(The exercise) List, from the lines below, each one with "projection" in it.

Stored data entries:
----------------------------------------
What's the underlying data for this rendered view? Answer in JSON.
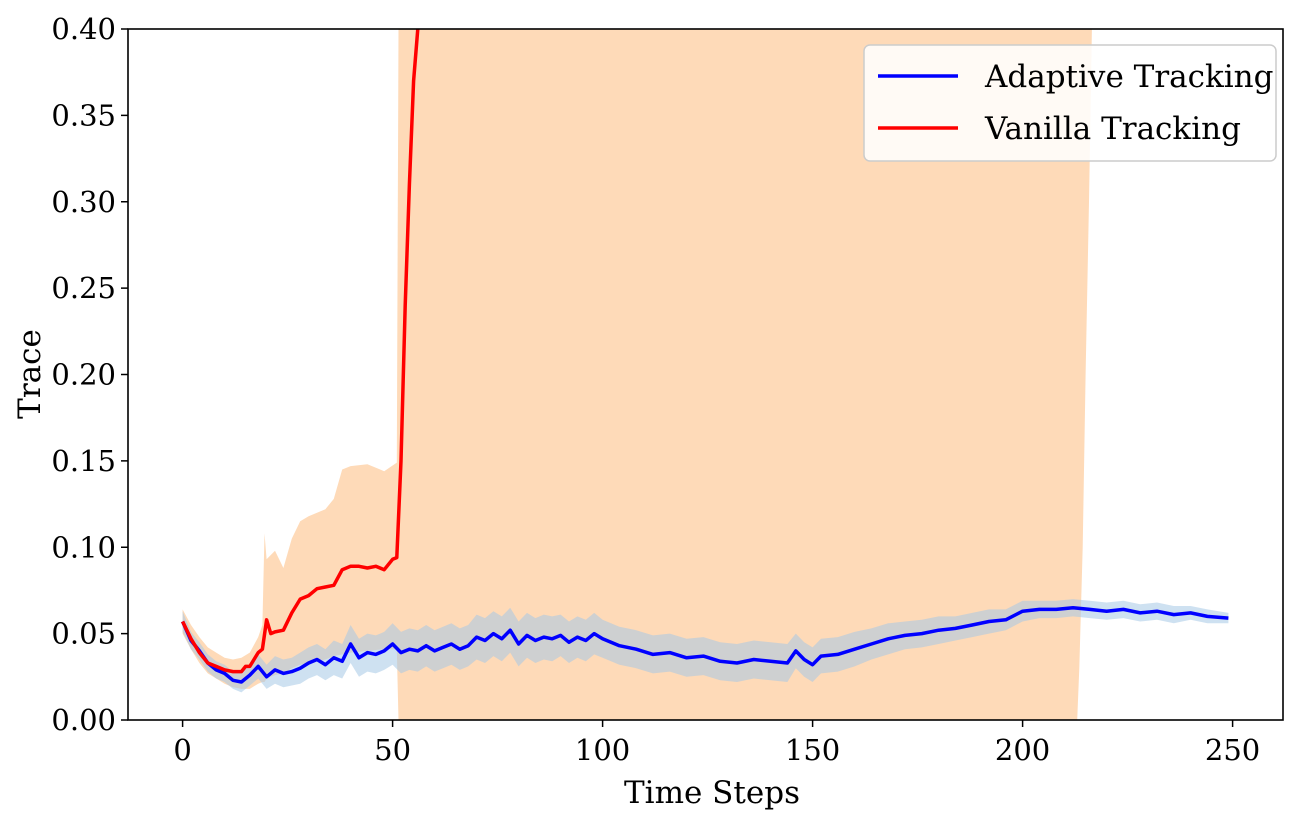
{
  "chart_data": {
    "type": "line",
    "title": "",
    "xlabel": "Time Steps",
    "ylabel": "Trace",
    "xlim": [
      -13,
      262
    ],
    "ylim": [
      0.0,
      0.4
    ],
    "xticks": [
      0,
      50,
      100,
      150,
      200,
      250
    ],
    "xtick_labels": [
      "0",
      "50",
      "100",
      "150",
      "200",
      "250"
    ],
    "yticks": [
      0.0,
      0.05,
      0.1,
      0.15,
      0.2,
      0.25,
      0.3,
      0.35,
      0.4
    ],
    "ytick_labels": [
      "0.00",
      "0.05",
      "0.10",
      "0.15",
      "0.20",
      "0.25",
      "0.30",
      "0.35",
      "0.40"
    ],
    "grid": false,
    "legend_position": "top-right",
    "series": [
      {
        "name": "Adaptive Tracking",
        "color": "#0000ff",
        "band_color": "#a6c8e6",
        "x": [
          0,
          2,
          4,
          6,
          8,
          10,
          12,
          14,
          16,
          18,
          20,
          22,
          24,
          26,
          28,
          30,
          32,
          34,
          36,
          38,
          40,
          42,
          44,
          46,
          48,
          50,
          52,
          54,
          56,
          58,
          60,
          62,
          64,
          66,
          68,
          70,
          72,
          74,
          76,
          78,
          80,
          82,
          84,
          86,
          88,
          90,
          92,
          94,
          96,
          98,
          100,
          104,
          108,
          112,
          116,
          120,
          124,
          128,
          132,
          136,
          140,
          144,
          146,
          148,
          150,
          152,
          156,
          160,
          164,
          168,
          172,
          176,
          180,
          184,
          188,
          192,
          196,
          200,
          204,
          208,
          212,
          216,
          220,
          224,
          228,
          232,
          236,
          240,
          244,
          249
        ],
        "values": [
          0.057,
          0.046,
          0.04,
          0.033,
          0.029,
          0.027,
          0.023,
          0.022,
          0.026,
          0.031,
          0.025,
          0.029,
          0.027,
          0.028,
          0.03,
          0.033,
          0.035,
          0.032,
          0.036,
          0.034,
          0.044,
          0.036,
          0.039,
          0.038,
          0.04,
          0.044,
          0.039,
          0.041,
          0.04,
          0.043,
          0.04,
          0.042,
          0.044,
          0.041,
          0.043,
          0.048,
          0.046,
          0.05,
          0.047,
          0.052,
          0.044,
          0.049,
          0.046,
          0.048,
          0.047,
          0.049,
          0.045,
          0.048,
          0.046,
          0.05,
          0.047,
          0.043,
          0.041,
          0.038,
          0.039,
          0.036,
          0.037,
          0.034,
          0.033,
          0.035,
          0.034,
          0.033,
          0.04,
          0.035,
          0.032,
          0.037,
          0.038,
          0.041,
          0.044,
          0.047,
          0.049,
          0.05,
          0.052,
          0.053,
          0.055,
          0.057,
          0.058,
          0.063,
          0.064,
          0.064,
          0.065,
          0.064,
          0.063,
          0.064,
          0.062,
          0.063,
          0.061,
          0.062,
          0.06,
          0.059
        ],
        "band_half_width": [
          0.006,
          0.005,
          0.005,
          0.005,
          0.005,
          0.005,
          0.005,
          0.006,
          0.006,
          0.007,
          0.007,
          0.008,
          0.008,
          0.008,
          0.009,
          0.009,
          0.009,
          0.009,
          0.01,
          0.01,
          0.011,
          0.011,
          0.011,
          0.011,
          0.011,
          0.012,
          0.012,
          0.012,
          0.012,
          0.012,
          0.012,
          0.012,
          0.012,
          0.012,
          0.012,
          0.013,
          0.013,
          0.013,
          0.013,
          0.013,
          0.013,
          0.013,
          0.013,
          0.013,
          0.013,
          0.012,
          0.012,
          0.012,
          0.012,
          0.012,
          0.011,
          0.011,
          0.011,
          0.011,
          0.011,
          0.011,
          0.011,
          0.011,
          0.011,
          0.011,
          0.011,
          0.011,
          0.01,
          0.01,
          0.01,
          0.01,
          0.01,
          0.01,
          0.009,
          0.009,
          0.008,
          0.008,
          0.008,
          0.007,
          0.007,
          0.007,
          0.006,
          0.006,
          0.005,
          0.005,
          0.005,
          0.005,
          0.005,
          0.005,
          0.005,
          0.005,
          0.005,
          0.004,
          0.004,
          0.003
        ]
      },
      {
        "name": "Vanilla Tracking",
        "color": "#ff0000",
        "band_color": "#fed8b4",
        "x": [
          0,
          2,
          4,
          6,
          8,
          10,
          12,
          14,
          15,
          16,
          17,
          18,
          19,
          20,
          21,
          22,
          24,
          26,
          28,
          30,
          32,
          34,
          36,
          38,
          40,
          42,
          44,
          46,
          48,
          50,
          51,
          52,
          53,
          54,
          55,
          56
        ],
        "values": [
          0.057,
          0.047,
          0.039,
          0.033,
          0.031,
          0.029,
          0.028,
          0.028,
          0.031,
          0.031,
          0.035,
          0.039,
          0.041,
          0.058,
          0.05,
          0.051,
          0.052,
          0.062,
          0.07,
          0.072,
          0.076,
          0.077,
          0.078,
          0.087,
          0.089,
          0.089,
          0.088,
          0.089,
          0.087,
          0.093,
          0.094,
          0.15,
          0.24,
          0.31,
          0.37,
          0.4
        ]
      }
    ],
    "vanilla_band": {
      "x": [
        0,
        2,
        4,
        6,
        8,
        10,
        12,
        14,
        16,
        18,
        19,
        19.5,
        20,
        22,
        24,
        26,
        28,
        30,
        32,
        34,
        36,
        38,
        40,
        44,
        48,
        51,
        51.4,
        55,
        60,
        100,
        150,
        200,
        212,
        214,
        216
      ],
      "lower": [
        0.05,
        0.041,
        0.033,
        0.027,
        0.024,
        0.021,
        0.019,
        0.018,
        0.018,
        0.021,
        0.022,
        0.022,
        0.024,
        0.026,
        0.027,
        0.03,
        0.032,
        0.033,
        0.034,
        0.035,
        0.037,
        0.038,
        0.039,
        0.04,
        0.041,
        0.041,
        0.0,
        0.0,
        0.0,
        0.0,
        0.0,
        0.0,
        0.0,
        0.0,
        0.0
      ],
      "upper": [
        0.064,
        0.055,
        0.048,
        0.042,
        0.039,
        0.036,
        0.035,
        0.036,
        0.039,
        0.048,
        0.055,
        0.108,
        0.093,
        0.098,
        0.088,
        0.105,
        0.115,
        0.118,
        0.12,
        0.122,
        0.128,
        0.145,
        0.147,
        0.148,
        0.144,
        0.149,
        0.4,
        0.4,
        0.4,
        0.4,
        0.4,
        0.4,
        0.4,
        0.4,
        0.4
      ]
    },
    "vanilla_band_right_edge": {
      "x": [
        216.5,
        215.8,
        215,
        214.3,
        213.5,
        213
      ],
      "y": [
        0.4,
        0.3,
        0.2,
        0.1,
        0.03,
        0.0
      ]
    }
  }
}
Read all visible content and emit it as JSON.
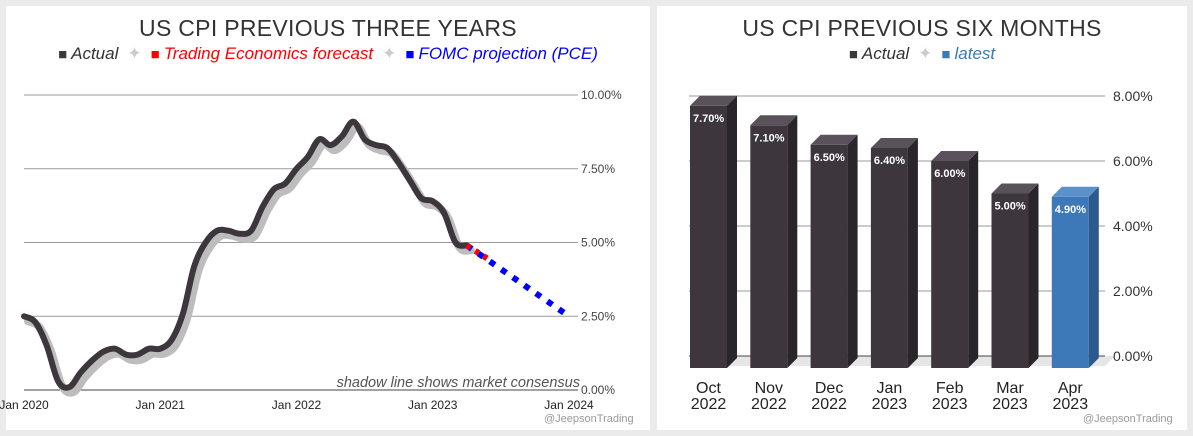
{
  "left_chart": {
    "title": "US CPI PREVIOUS THREE YEARS",
    "legend": [
      {
        "label": "Actual",
        "color": "#3d363d"
      },
      {
        "label": "Trading Economics forecast",
        "color": "#ff0000"
      },
      {
        "label": "FOMC projection (PCE)",
        "color": "#0000ff"
      }
    ],
    "legend_separator": "✦",
    "annotation": "shadow line shows market consensus",
    "watermark": "@JeepsonTrading"
  },
  "right_chart": {
    "title": "US CPI PREVIOUS SIX MONTHS",
    "legend": [
      {
        "label": "Actual",
        "color": "#3d363d"
      },
      {
        "label": "latest",
        "color": "#3d78b8"
      }
    ],
    "legend_separator": "✦",
    "watermark": "@JeepsonTrading"
  },
  "chart_data": [
    {
      "type": "line",
      "title": "US CPI PREVIOUS THREE YEARS",
      "xlabel": "",
      "ylabel": "",
      "x_ticks": [
        "Jan 2020",
        "Jan 2021",
        "Jan 2022",
        "Jan 2023",
        "Jan 2024"
      ],
      "xlim": [
        2020.0,
        2024.0
      ],
      "y_ticks": [
        "0.00%",
        "2.50%",
        "5.00%",
        "7.50%",
        "10.00%"
      ],
      "ylim": [
        0,
        10
      ],
      "series": [
        {
          "name": "Actual",
          "color": "#3d363d",
          "x": [
            2020.0,
            2020.083,
            2020.167,
            2020.25,
            2020.333,
            2020.417,
            2020.5,
            2020.583,
            2020.667,
            2020.75,
            2020.833,
            2020.917,
            2021.0,
            2021.083,
            2021.167,
            2021.25,
            2021.333,
            2021.417,
            2021.5,
            2021.583,
            2021.667,
            2021.75,
            2021.833,
            2021.917,
            2022.0,
            2022.083,
            2022.167,
            2022.25,
            2022.333,
            2022.417,
            2022.5,
            2022.583,
            2022.667,
            2022.75,
            2022.833,
            2022.917,
            2023.0,
            2023.083,
            2023.167,
            2023.25
          ],
          "values": [
            2.5,
            2.3,
            1.5,
            0.3,
            0.1,
            0.6,
            1.0,
            1.3,
            1.4,
            1.2,
            1.2,
            1.4,
            1.4,
            1.7,
            2.6,
            4.2,
            5.0,
            5.4,
            5.4,
            5.3,
            5.4,
            6.2,
            6.8,
            7.0,
            7.5,
            7.9,
            8.5,
            8.3,
            8.6,
            9.1,
            8.5,
            8.3,
            8.2,
            7.7,
            7.1,
            6.5,
            6.4,
            6.0,
            5.0,
            4.9
          ]
        },
        {
          "name": "Trading Economics forecast",
          "color": "#ff0000",
          "x": [
            2023.25,
            2023.42
          ],
          "values": [
            4.9,
            4.4
          ]
        },
        {
          "name": "FOMC projection (PCE)",
          "color": "#0000ff",
          "x": [
            2023.25,
            2024.0
          ],
          "values": [
            4.9,
            2.5
          ]
        }
      ]
    },
    {
      "type": "bar",
      "title": "US CPI PREVIOUS SIX MONTHS",
      "xlabel": "",
      "ylabel": "",
      "categories": [
        "Oct 2022",
        "Nov 2022",
        "Dec 2022",
        "Jan 2023",
        "Feb 2023",
        "Mar 2023",
        "Apr 2023"
      ],
      "values": [
        7.7,
        7.1,
        6.5,
        6.4,
        6.0,
        5.0,
        4.9
      ],
      "labels": [
        "7.70%",
        "7.10%",
        "6.50%",
        "6.40%",
        "6.00%",
        "5.00%",
        "4.90%"
      ],
      "series_of_bar": [
        "Actual",
        "Actual",
        "Actual",
        "Actual",
        "Actual",
        "Actual",
        "latest"
      ],
      "y_ticks": [
        "0.00%",
        "2.00%",
        "4.00%",
        "6.00%",
        "8.00%"
      ],
      "ylim": [
        0,
        8
      ]
    }
  ]
}
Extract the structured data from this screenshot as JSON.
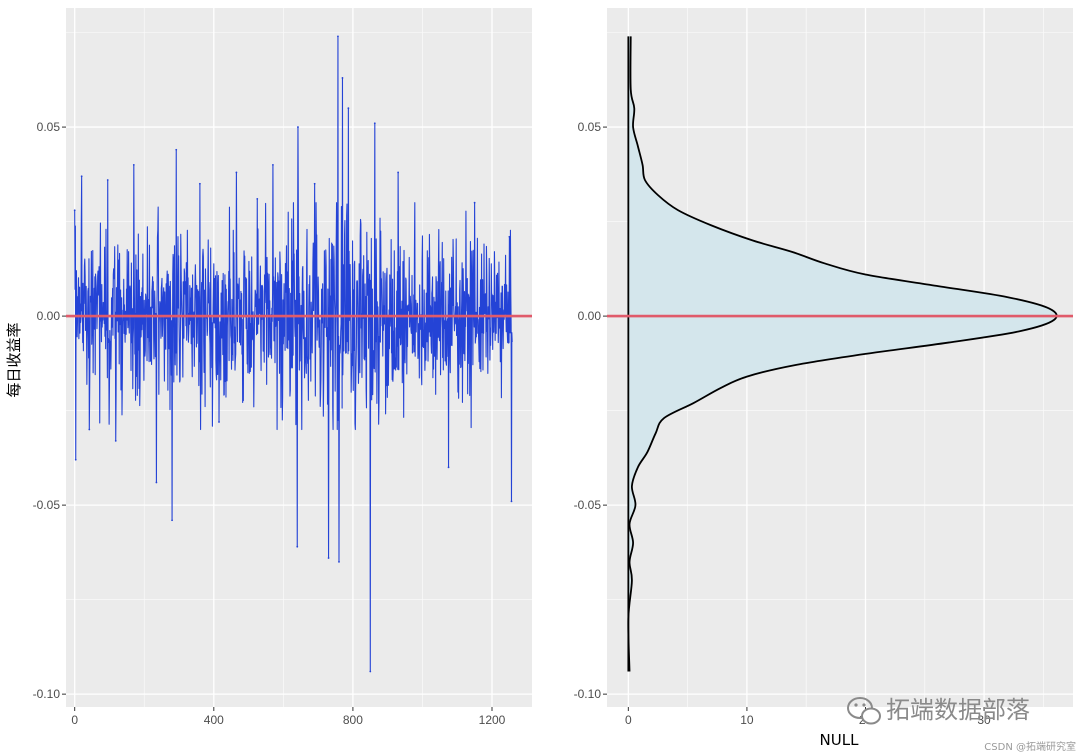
{
  "chart_data": [
    {
      "type": "line",
      "xlabel": "",
      "ylabel": "每日收益率",
      "x_ticks": [
        "0",
        "400",
        "800",
        "1200"
      ],
      "x_tick_values": [
        0,
        400,
        800,
        1200
      ],
      "y_ticks": [
        "-0.10",
        "-0.05",
        "0.00",
        "0.05"
      ],
      "y_tick_values": [
        -0.1,
        -0.05,
        0.0,
        0.05
      ],
      "xlim": [
        -25,
        1315
      ],
      "ylim": [
        -0.1034,
        0.0815
      ],
      "n_points": 1259,
      "peaks": [
        {
          "x": 0,
          "y": 0.028
        },
        {
          "x": 3,
          "y": -0.038
        },
        {
          "x": 20,
          "y": 0.037
        },
        {
          "x": 42,
          "y": -0.03
        },
        {
          "x": 95,
          "y": 0.036
        },
        {
          "x": 118,
          "y": -0.033
        },
        {
          "x": 170,
          "y": 0.04
        },
        {
          "x": 235,
          "y": -0.044
        },
        {
          "x": 280,
          "y": -0.054
        },
        {
          "x": 292,
          "y": 0.044
        },
        {
          "x": 360,
          "y": 0.035
        },
        {
          "x": 415,
          "y": -0.028
        },
        {
          "x": 465,
          "y": 0.038
        },
        {
          "x": 525,
          "y": 0.031
        },
        {
          "x": 570,
          "y": 0.04
        },
        {
          "x": 640,
          "y": -0.061
        },
        {
          "x": 642,
          "y": 0.05
        },
        {
          "x": 690,
          "y": 0.035
        },
        {
          "x": 730,
          "y": -0.064
        },
        {
          "x": 757,
          "y": 0.074
        },
        {
          "x": 760,
          "y": -0.065
        },
        {
          "x": 770,
          "y": 0.063
        },
        {
          "x": 787,
          "y": 0.055
        },
        {
          "x": 850,
          "y": -0.094
        },
        {
          "x": 863,
          "y": 0.051
        },
        {
          "x": 930,
          "y": 0.038
        },
        {
          "x": 1075,
          "y": -0.04
        },
        {
          "x": 1150,
          "y": 0.03
        },
        {
          "x": 1250,
          "y": 0.021
        },
        {
          "x": 1256,
          "y": -0.049
        }
      ],
      "reference_line_y": 0.0,
      "series_color": "#2443d6",
      "reference_color": "#e05a6a",
      "panel_background": "#ebebeb",
      "grid": true
    },
    {
      "type": "area",
      "xlabel": "NULL",
      "ylabel": "",
      "x_ticks": [
        "0",
        "10",
        "20",
        "30"
      ],
      "x_tick_values": [
        0,
        10,
        20,
        30
      ],
      "y_ticks": [
        "-0.10",
        "-0.05",
        "0.00",
        "0.05"
      ],
      "y_tick_values": [
        -0.1,
        -0.05,
        0.0,
        0.05
      ],
      "xlim": [
        -1.8,
        37.5
      ],
      "ylim": [
        -0.1034,
        0.0815
      ],
      "density": [
        {
          "y": 0.074,
          "x": 0.2
        },
        {
          "y": 0.06,
          "x": 0.2
        },
        {
          "y": 0.055,
          "x": 0.5
        },
        {
          "y": 0.05,
          "x": 0.4
        },
        {
          "y": 0.045,
          "x": 0.8
        },
        {
          "y": 0.04,
          "x": 1.2
        },
        {
          "y": 0.036,
          "x": 1.4
        },
        {
          "y": 0.032,
          "x": 2.5
        },
        {
          "y": 0.028,
          "x": 4.2
        },
        {
          "y": 0.024,
          "x": 7.0
        },
        {
          "y": 0.02,
          "x": 10.5
        },
        {
          "y": 0.017,
          "x": 13.8
        },
        {
          "y": 0.014,
          "x": 16.5
        },
        {
          "y": 0.011,
          "x": 20.0
        },
        {
          "y": 0.008,
          "x": 26.0
        },
        {
          "y": 0.005,
          "x": 32.0
        },
        {
          "y": 0.002,
          "x": 35.5
        },
        {
          "y": -0.001,
          "x": 35.9
        },
        {
          "y": -0.004,
          "x": 33.0
        },
        {
          "y": -0.007,
          "x": 27.0
        },
        {
          "y": -0.01,
          "x": 20.0
        },
        {
          "y": -0.013,
          "x": 14.0
        },
        {
          "y": -0.016,
          "x": 10.0
        },
        {
          "y": -0.019,
          "x": 7.8
        },
        {
          "y": -0.023,
          "x": 5.5
        },
        {
          "y": -0.027,
          "x": 3.0
        },
        {
          "y": -0.031,
          "x": 2.3
        },
        {
          "y": -0.036,
          "x": 1.6
        },
        {
          "y": -0.04,
          "x": 0.8
        },
        {
          "y": -0.045,
          "x": 0.3
        },
        {
          "y": -0.05,
          "x": 0.6
        },
        {
          "y": -0.055,
          "x": 0.1
        },
        {
          "y": -0.06,
          "x": 0.4
        },
        {
          "y": -0.065,
          "x": 0.1
        },
        {
          "y": -0.07,
          "x": 0.3
        },
        {
          "y": -0.08,
          "x": 0.0
        },
        {
          "y": -0.094,
          "x": 0.1
        }
      ],
      "reference_line_y": 0.0,
      "fill_color": "#d4e6ec",
      "line_color": "#000000",
      "reference_color": "#e05a6a",
      "panel_background": "#ebebeb",
      "grid": true
    }
  ],
  "watermark": {
    "text": "拓端数据部落",
    "icon": "wechat-icon",
    "credit": "CSDN @拓端研究室"
  }
}
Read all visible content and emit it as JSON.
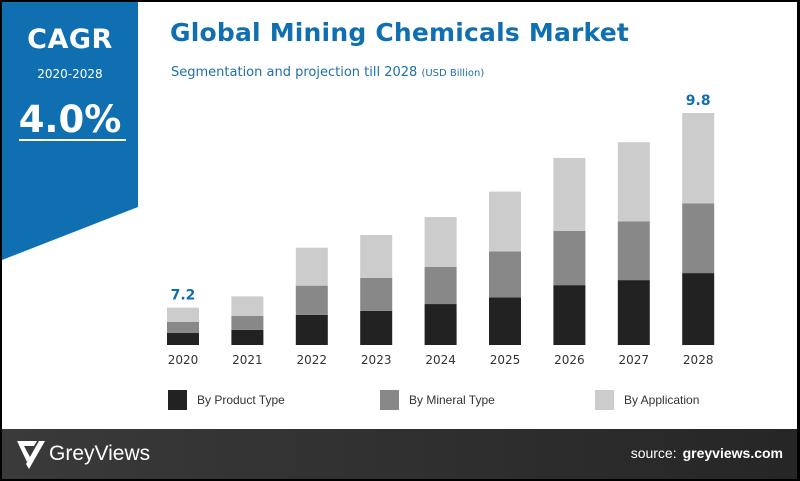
{
  "cagr": {
    "label": "CAGR",
    "period": "2020-2028",
    "value": "4.0%",
    "color": "#0f6fb1"
  },
  "header": {
    "title": "Global Mining Chemicals Market",
    "subtitle": "Segmentation and projection till 2028",
    "unit": "(USD Billion)"
  },
  "chart_data": {
    "type": "bar",
    "stacked": true,
    "title": "Global Mining Chemicals Market",
    "subtitle": "Segmentation and projection till 2028 (USD Billion)",
    "xlabel": "",
    "ylabel": "USD Billion",
    "grid": false,
    "categories": [
      "2020",
      "2021",
      "2022",
      "2023",
      "2024",
      "2025",
      "2026",
      "2027",
      "2028"
    ],
    "totals": [
      7.2,
      7.35,
      8.0,
      8.17,
      8.41,
      8.75,
      9.2,
      9.41,
      9.8
    ],
    "series": [
      {
        "name": "By Product Type",
        "color": "#222222",
        "share": [
          0.32,
          0.31,
          0.31,
          0.31,
          0.32,
          0.31,
          0.32,
          0.32,
          0.31
        ]
      },
      {
        "name": "By Mineral Type",
        "color": "#888888",
        "share": [
          0.3,
          0.29,
          0.3,
          0.3,
          0.29,
          0.3,
          0.29,
          0.29,
          0.3
        ]
      },
      {
        "name": "By Application",
        "color": "#cccccc",
        "share": [
          0.38,
          0.4,
          0.39,
          0.39,
          0.39,
          0.39,
          0.39,
          0.39,
          0.39
        ]
      }
    ],
    "data_labels": [
      {
        "category": "2020",
        "text": "7.2"
      },
      {
        "category": "2028",
        "text": "9.8"
      }
    ],
    "ylim": [
      6.7,
      9.8
    ],
    "legend_position": "bottom",
    "label_color": "#0f6fb1"
  },
  "legend": [
    {
      "label": "By Product Type",
      "color": "#222222"
    },
    {
      "label": "By Mineral Type",
      "color": "#888888"
    },
    {
      "label": "By Application",
      "color": "#cccccc"
    }
  ],
  "footer": {
    "brand": "GreyViews",
    "source_label": "source:",
    "source_site": "greyviews.com"
  }
}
----------------------------------------
(Correct response)
        "label": "FOMC projection (PCE)",
          "name": "FOMC projection (PCE)",
    "subtitle": "Segmentation and projection till 2028",
    "subtitle": "Segmentation and projection till 2028 (USD Billion)",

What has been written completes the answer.